__REQUEST A__
List every person named in the project description.
───── EXCERPT TO READ ─────
Project 2: Minimal Basic (or QBasic)
Please compress your source code using 7z and upload the 7z file to oc.sjtu.edu.cn before the final deadline.
In 1975, Bill Gates and Paul Allen started the company that would become Microsoft by writing a BASIC interpreter for the first microcomputer, the Altair 8800 developed by the MITS corporation of Albuquerque, New Mexico. By making it possible for users to write programs for a microcomputer without having to code in machine language, the Altair and its implementation of BASIC helped to start the personal computer revolution.
In this project, your mission is to build a minimal BASIC interpreter. You need to accomplish the following objectives:
Ø To increase your familiarity with expression trees and class inheritance.
Ø To give you a better sense of how programming languages work. Learning how an interpreter operates—particularly one that you build yourself—provides useful insights into the programming process.
Ø To offer you the chance to adapt an existing program into one that solves a different but related task. The majority of programming that people do in the industry consists of modifying existing systems rather than creating them from scratch.
What is BASIC?
The programming language BASIC—the name is an acronym for Beginner’s All-purpose Symbolic Instruction Code—was developed in the mid-1960s at Dartmouth College by John Kemeny and Thomas Kurtz. It was one of the first languages designed to be easy to use and learn. Although BASIC has now pretty much disappeared as a teaching language, its ideas live on in Microsoft’s Visual Basic system, which remains in widespread use.
───── DATA FOR THIS TASK ─────
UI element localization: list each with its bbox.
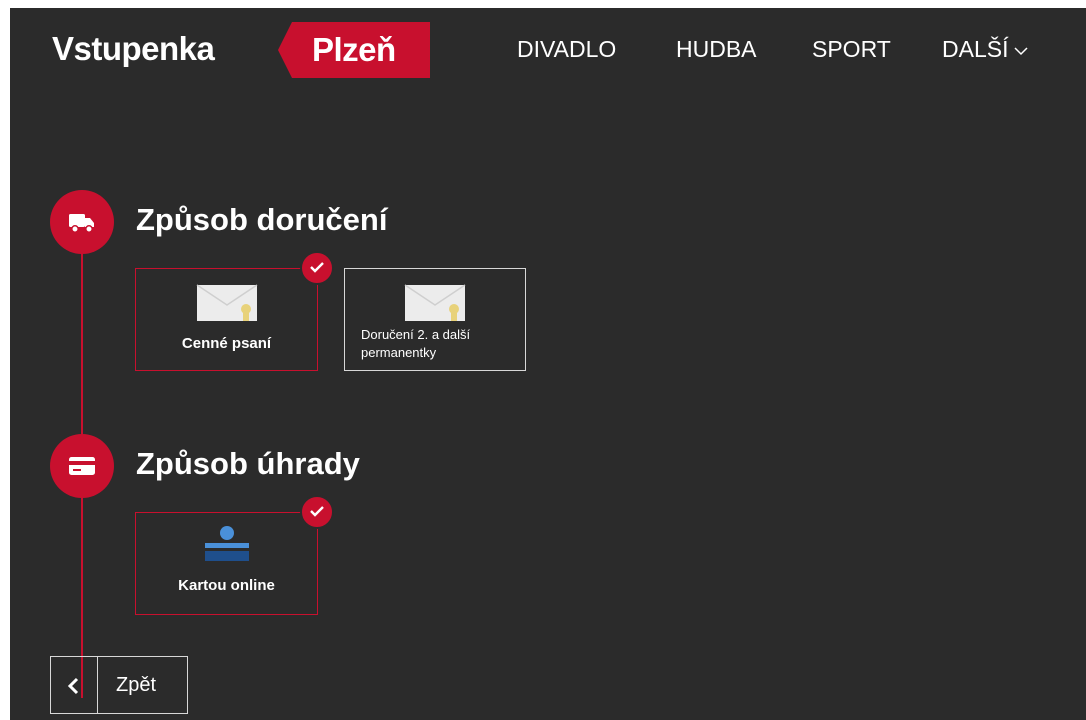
brand-badge[interactable]: Plzeň [278,22,430,78]
checkmark-icon [310,262,324,273]
payment-title: Způsob úhrady [136,446,360,481]
brand-badge-text: Plzeň [312,31,396,68]
brand-name[interactable]: Vstupenka [52,30,215,68]
nav-item-hudba[interactable]: HUDBA [676,36,757,63]
credit-card-icon [69,457,95,475]
nav-item-sport[interactable]: SPORT [812,36,891,63]
chevron-left-icon [67,677,79,695]
back-button-label: Zpět [116,674,157,696]
delivery-option-cenne-psani[interactable]: Cenné psaní [135,268,318,371]
nav-item-divadlo[interactable]: DIVADLO [517,36,616,63]
envelope-icon [196,284,257,321]
page-frame: Vstupenka Plzeň DIVADLO HUDBA SPORT DALŠ… [10,8,1086,720]
delivery-title: Způsob doručení [136,202,388,237]
back-button[interactable]: Zpět [50,656,188,714]
payment-option-kartou-online[interactable]: Kartou online [135,512,318,615]
checkmark-icon [310,506,324,517]
payment-selected-check [300,495,334,529]
delivery-step-icon [50,190,114,254]
truck-icon [69,214,94,233]
envelope-icon [404,284,466,321]
nav-more-label: DALŠÍ [942,36,1009,62]
nav-item-more[interactable]: DALŠÍ [942,36,1029,63]
delivery-option-label: Doručení 2. a další permanentky [361,327,471,360]
delivery-option-label: Cenné psaní [181,335,272,352]
payment-option-label: Kartou online [178,577,275,594]
chevron-down-icon [1014,46,1029,55]
delivery-selected-check [300,251,334,285]
back-chevron-box [51,657,98,713]
csob-logo [204,526,249,561]
payment-step-icon [50,434,114,498]
delivery-option-doruceni-permanentky[interactable]: Doručení 2. a další permanentky [344,268,526,371]
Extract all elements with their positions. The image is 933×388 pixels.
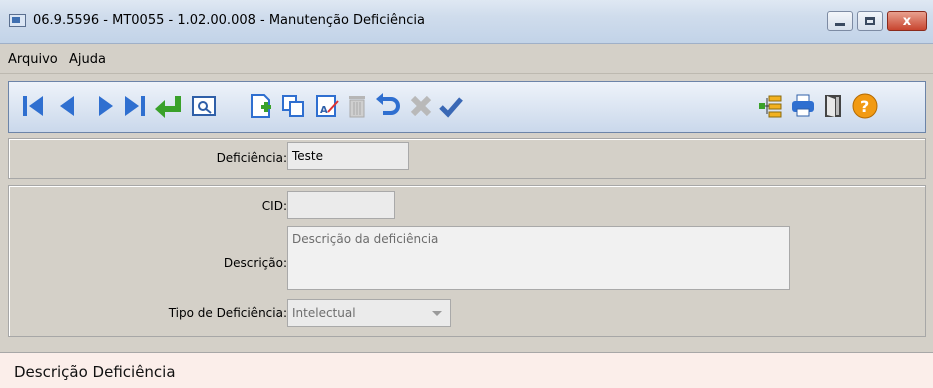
─────
__REQUEST B__
In the entries, rewrite the part that opens with the line containing "brand-badge[interactable]: Plzeň [278,22,430,78]" and closes with the line containing "delivery-selected-check [300,251,334,285]", changing "envelope-icon" to "mail-icon" and leaving everything else unchanged. Give only that part.

__RESPONSE A__
Bill Gates, Paul Allen, John Kemeny, Thomas Kurtz

__RESPONSE B__
brand-badge[interactable]: Plzeň [278,22,430,78]
checkmark-icon [310,262,324,273]
payment-title: Způsob úhrady [136,446,360,481]
brand-badge-text: Plzeň [312,31,396,68]
brand-name[interactable]: Vstupenka [52,30,215,68]
nav-item-hudba[interactable]: HUDBA [676,36,757,63]
credit-card-icon [69,457,95,475]
nav-item-sport[interactable]: SPORT [812,36,891,63]
chevron-left-icon [67,677,79,695]
back-button-label: Zpět [116,674,157,696]
delivery-option-cenne-psani[interactable]: Cenné psaní [135,268,318,371]
nav-item-divadlo[interactable]: DIVADLO [517,36,616,63]
mail-icon [196,284,257,321]
page-frame: Vstupenka Plzeň DIVADLO HUDBA SPORT DALŠ… [10,8,1086,720]
delivery-title: Způsob doručení [136,202,388,237]
back-button[interactable]: Zpět [50,656,188,714]
payment-option-kartou-online[interactable]: Kartou online [135,512,318,615]
checkmark-icon [310,506,324,517]
payment-selected-check [300,495,334,529]
delivery-step-icon [50,190,114,254]
truck-icon [69,214,94,233]
mail-icon [404,284,466,321]
nav-more-label: DALŠÍ [942,36,1009,62]
nav-item-more[interactable]: DALŠÍ [942,36,1029,63]
delivery-option-label: Doručení 2. a další permanentky [361,327,471,360]
delivery-option-label: Cenné psaní [181,335,272,352]
payment-option-label: Kartou online [178,577,275,594]
chevron-down-icon [1014,46,1029,55]
delivery-selected-check [300,251,334,285]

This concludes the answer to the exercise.